- _RECORDS FOR THE EXERCISE_:
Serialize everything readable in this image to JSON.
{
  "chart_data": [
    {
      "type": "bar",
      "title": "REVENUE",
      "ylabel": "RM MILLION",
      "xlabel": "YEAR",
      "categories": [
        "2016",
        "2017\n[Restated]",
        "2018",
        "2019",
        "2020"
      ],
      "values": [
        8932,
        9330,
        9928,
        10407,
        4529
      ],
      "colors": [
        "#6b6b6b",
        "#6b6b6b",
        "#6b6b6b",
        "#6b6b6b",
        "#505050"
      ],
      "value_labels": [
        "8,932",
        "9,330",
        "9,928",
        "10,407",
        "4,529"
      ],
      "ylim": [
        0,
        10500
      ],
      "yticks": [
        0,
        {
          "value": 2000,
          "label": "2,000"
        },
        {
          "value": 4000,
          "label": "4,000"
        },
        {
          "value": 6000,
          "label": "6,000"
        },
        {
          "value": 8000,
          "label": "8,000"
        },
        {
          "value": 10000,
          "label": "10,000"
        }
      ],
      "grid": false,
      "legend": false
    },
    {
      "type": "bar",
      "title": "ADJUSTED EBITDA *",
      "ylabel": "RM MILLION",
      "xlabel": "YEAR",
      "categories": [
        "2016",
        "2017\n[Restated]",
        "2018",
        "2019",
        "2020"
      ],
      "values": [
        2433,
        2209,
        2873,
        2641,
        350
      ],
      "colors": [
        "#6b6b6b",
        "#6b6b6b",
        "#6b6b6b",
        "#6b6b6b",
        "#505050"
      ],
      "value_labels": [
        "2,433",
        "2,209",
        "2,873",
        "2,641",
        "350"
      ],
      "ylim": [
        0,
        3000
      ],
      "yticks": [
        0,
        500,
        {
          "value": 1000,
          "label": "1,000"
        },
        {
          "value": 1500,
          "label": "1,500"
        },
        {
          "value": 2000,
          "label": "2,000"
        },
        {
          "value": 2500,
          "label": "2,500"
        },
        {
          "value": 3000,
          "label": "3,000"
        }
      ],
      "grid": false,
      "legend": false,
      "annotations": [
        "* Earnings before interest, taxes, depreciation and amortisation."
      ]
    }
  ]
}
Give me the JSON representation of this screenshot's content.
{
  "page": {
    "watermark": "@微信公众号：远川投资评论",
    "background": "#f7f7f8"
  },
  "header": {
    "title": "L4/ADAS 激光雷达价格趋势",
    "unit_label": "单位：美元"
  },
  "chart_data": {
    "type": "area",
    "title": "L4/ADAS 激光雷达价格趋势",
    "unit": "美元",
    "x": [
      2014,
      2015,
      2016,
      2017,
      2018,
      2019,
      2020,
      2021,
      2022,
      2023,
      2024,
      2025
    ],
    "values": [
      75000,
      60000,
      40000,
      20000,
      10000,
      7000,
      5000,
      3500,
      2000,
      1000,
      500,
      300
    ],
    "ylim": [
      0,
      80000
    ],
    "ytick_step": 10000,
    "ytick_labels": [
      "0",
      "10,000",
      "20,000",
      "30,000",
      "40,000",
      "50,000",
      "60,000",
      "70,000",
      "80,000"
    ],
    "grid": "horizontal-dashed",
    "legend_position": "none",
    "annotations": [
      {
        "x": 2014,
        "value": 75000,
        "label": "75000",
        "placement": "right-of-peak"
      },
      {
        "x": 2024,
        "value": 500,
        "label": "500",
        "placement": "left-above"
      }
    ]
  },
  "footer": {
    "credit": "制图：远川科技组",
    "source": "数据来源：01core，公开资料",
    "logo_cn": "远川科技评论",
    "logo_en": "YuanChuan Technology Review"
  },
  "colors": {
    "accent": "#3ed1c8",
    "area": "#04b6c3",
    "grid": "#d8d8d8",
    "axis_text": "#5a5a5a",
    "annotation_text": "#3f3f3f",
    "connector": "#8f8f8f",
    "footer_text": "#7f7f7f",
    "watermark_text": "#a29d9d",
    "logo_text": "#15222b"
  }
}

- _THE PROBLEM_:
Your output consists solely of the lines from the one with "Give me the" through the last line, copied exactly.

- _PROBLEM SOLUTION_:
Give me the JSON representation of this screenshot's content.
{
  "page": {
    "watermark": "@微信公众号：远川投资评论",
    "background": "#f7f7f8"
  },
  "header": {
    "title": "L4/ADAS 激光雷达价格趋势",
    "unit_label": "单位：美元"
  },
  "chart_data": {
    "type": "area",
    "title": "L4/ADAS 激光雷达价格趋势",
    "unit": "美元",
    "x": [
      2014,
      2015,
      2016,
      2017,
      2018,
      2019,
      2020,
      2021,
      2022,
      2023,
      2024,
      2025
    ],
    "values": [
      75000,
      60000,
      40000,
      20000,
      10000,
      7000,
      5000,
      3500,
      2000,
      1000,
      500,
      300
    ],
    "ylim": [
      0,
      80000
    ],
    "ytick_step": 10000,
    "ytick_labels": [
      "0",
      "10,000",
      "20,000",
      "30,000",
      "40,000",
      "50,000",
      "60,000",
      "70,000",
      "80,000"
    ],
    "grid": "horizontal-dashed",
    "legend_position": "none",
    "annotations": [
      {
        "x": 2014,
        "value": 75000,
        "label": "75000",
        "placement": "right-of-peak"
      },
      {
        "x": 2024,
        "value": 500,
        "label": "500",
        "placement": "left-above"
      }
    ]
  },
  "footer": {
    "credit": "制图：远川科技组",
    "source": "数据来源：01core，公开资料",
    "logo_cn": "远川科技评论",
    "logo_en": "YuanChuan Technology Review"
  },
  "colors": {
    "accent": "#3ed1c8",
    "area": "#04b6c3",
    "grid": "#d8d8d8",
    "axis_text": "#5a5a5a",
    "annotation_text": "#3f3f3f",
    "connector": "#8f8f8f",
    "footer_text": "#7f7f7f",
    "watermark_text": "#a29d9d",
    "logo_text": "#15222b"
  }
}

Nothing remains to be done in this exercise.